# start of WORKING DATA
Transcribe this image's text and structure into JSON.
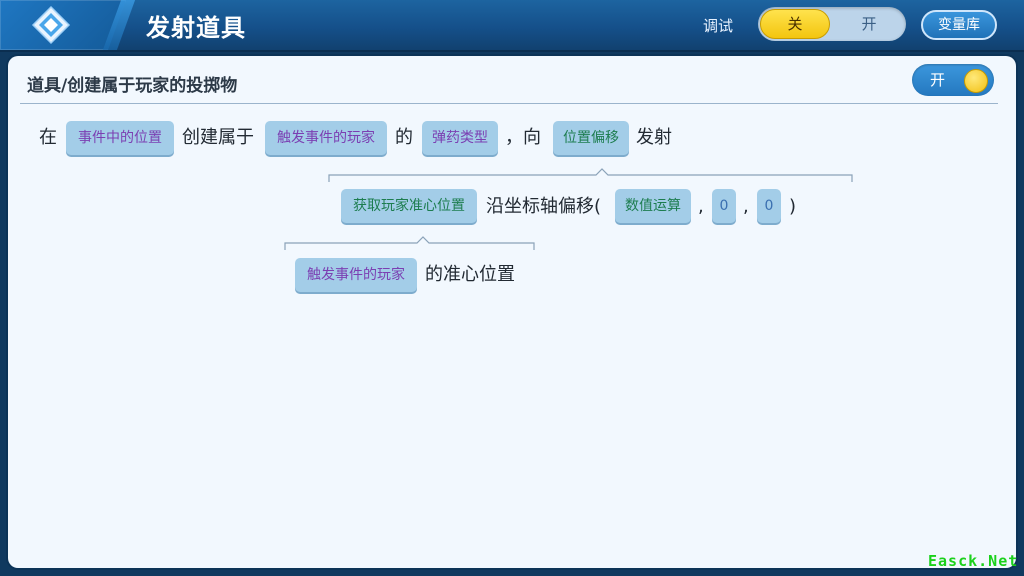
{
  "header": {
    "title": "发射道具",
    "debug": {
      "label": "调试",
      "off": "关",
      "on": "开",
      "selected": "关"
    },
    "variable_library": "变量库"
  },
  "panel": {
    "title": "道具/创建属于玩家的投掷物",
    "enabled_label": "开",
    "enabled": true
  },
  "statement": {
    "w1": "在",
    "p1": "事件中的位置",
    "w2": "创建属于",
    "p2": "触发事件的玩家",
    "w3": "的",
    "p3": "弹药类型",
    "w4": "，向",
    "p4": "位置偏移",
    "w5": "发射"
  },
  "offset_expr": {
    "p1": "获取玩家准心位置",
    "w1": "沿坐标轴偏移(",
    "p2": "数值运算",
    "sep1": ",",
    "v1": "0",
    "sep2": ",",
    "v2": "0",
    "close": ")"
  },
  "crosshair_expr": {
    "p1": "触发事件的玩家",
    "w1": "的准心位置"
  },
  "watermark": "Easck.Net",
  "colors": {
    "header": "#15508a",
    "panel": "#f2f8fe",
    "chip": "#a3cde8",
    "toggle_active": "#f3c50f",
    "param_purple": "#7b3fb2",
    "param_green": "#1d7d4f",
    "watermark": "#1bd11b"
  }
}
# end of WORKING DATA
# start of WORKING DATA
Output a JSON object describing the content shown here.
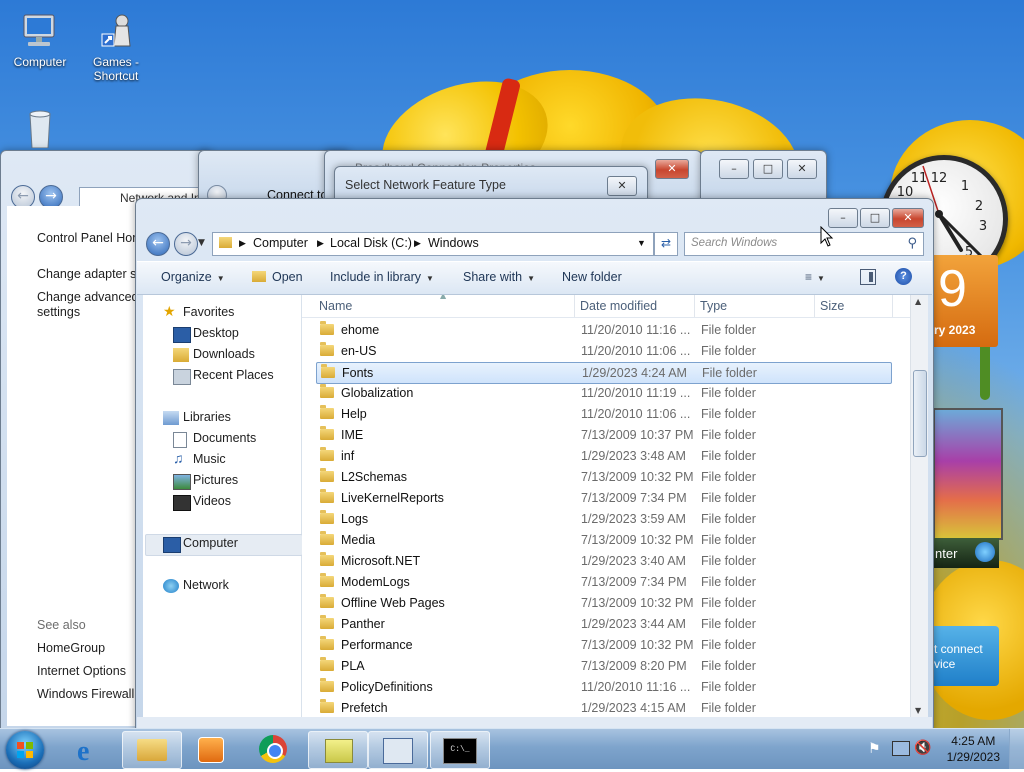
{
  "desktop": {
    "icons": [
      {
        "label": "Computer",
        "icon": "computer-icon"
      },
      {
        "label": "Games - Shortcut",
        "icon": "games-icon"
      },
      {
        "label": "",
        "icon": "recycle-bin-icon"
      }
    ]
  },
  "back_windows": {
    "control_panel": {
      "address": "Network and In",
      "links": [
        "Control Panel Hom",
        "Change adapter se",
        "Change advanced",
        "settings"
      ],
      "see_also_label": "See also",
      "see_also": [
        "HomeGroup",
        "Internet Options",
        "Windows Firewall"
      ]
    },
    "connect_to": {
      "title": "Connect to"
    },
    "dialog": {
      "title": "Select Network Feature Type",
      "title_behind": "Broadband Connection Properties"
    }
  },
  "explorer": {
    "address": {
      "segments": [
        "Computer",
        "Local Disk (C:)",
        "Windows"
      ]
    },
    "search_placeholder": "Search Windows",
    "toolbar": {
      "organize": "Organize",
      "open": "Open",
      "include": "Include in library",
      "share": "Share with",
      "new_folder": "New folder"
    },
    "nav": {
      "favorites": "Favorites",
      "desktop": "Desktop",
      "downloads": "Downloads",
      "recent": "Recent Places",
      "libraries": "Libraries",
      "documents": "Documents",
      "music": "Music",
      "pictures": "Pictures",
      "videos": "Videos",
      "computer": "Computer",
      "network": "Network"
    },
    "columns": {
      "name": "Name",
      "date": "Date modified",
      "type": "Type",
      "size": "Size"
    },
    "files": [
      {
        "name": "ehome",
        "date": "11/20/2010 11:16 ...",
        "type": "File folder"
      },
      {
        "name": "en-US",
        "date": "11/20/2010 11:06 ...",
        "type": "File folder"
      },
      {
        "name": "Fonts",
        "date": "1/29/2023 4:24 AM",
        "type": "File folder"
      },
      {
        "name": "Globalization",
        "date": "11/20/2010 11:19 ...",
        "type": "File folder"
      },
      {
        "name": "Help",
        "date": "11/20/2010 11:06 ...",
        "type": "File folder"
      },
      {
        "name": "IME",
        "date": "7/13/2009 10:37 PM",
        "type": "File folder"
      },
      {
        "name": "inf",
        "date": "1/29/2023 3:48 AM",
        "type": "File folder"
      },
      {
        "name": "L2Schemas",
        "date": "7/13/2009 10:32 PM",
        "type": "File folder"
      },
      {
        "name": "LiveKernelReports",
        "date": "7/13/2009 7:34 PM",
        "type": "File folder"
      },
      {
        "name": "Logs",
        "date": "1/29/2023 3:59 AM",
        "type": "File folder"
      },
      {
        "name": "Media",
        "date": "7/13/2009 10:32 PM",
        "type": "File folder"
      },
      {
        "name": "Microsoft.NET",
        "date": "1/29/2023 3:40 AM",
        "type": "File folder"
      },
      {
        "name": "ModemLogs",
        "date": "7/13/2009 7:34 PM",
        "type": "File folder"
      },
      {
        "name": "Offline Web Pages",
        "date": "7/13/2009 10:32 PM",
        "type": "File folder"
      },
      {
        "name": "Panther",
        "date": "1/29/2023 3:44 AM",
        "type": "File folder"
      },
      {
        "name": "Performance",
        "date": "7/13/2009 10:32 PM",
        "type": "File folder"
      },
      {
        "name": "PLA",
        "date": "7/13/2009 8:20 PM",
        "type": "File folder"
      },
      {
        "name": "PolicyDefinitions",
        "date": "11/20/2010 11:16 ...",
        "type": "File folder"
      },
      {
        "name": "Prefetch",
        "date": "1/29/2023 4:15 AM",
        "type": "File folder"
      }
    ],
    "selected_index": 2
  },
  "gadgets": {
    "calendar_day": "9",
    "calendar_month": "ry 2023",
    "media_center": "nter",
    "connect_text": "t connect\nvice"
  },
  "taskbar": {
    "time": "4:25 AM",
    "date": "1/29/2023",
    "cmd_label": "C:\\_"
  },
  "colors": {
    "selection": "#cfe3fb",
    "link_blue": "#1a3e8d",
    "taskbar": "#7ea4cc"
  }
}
# end of WORKING DATA
Which lines contain the word "watermark"? Copy each of them.

_THE REPLY_:
  "watermark": "Easck.Net",
    "watermark": "#1bd11b"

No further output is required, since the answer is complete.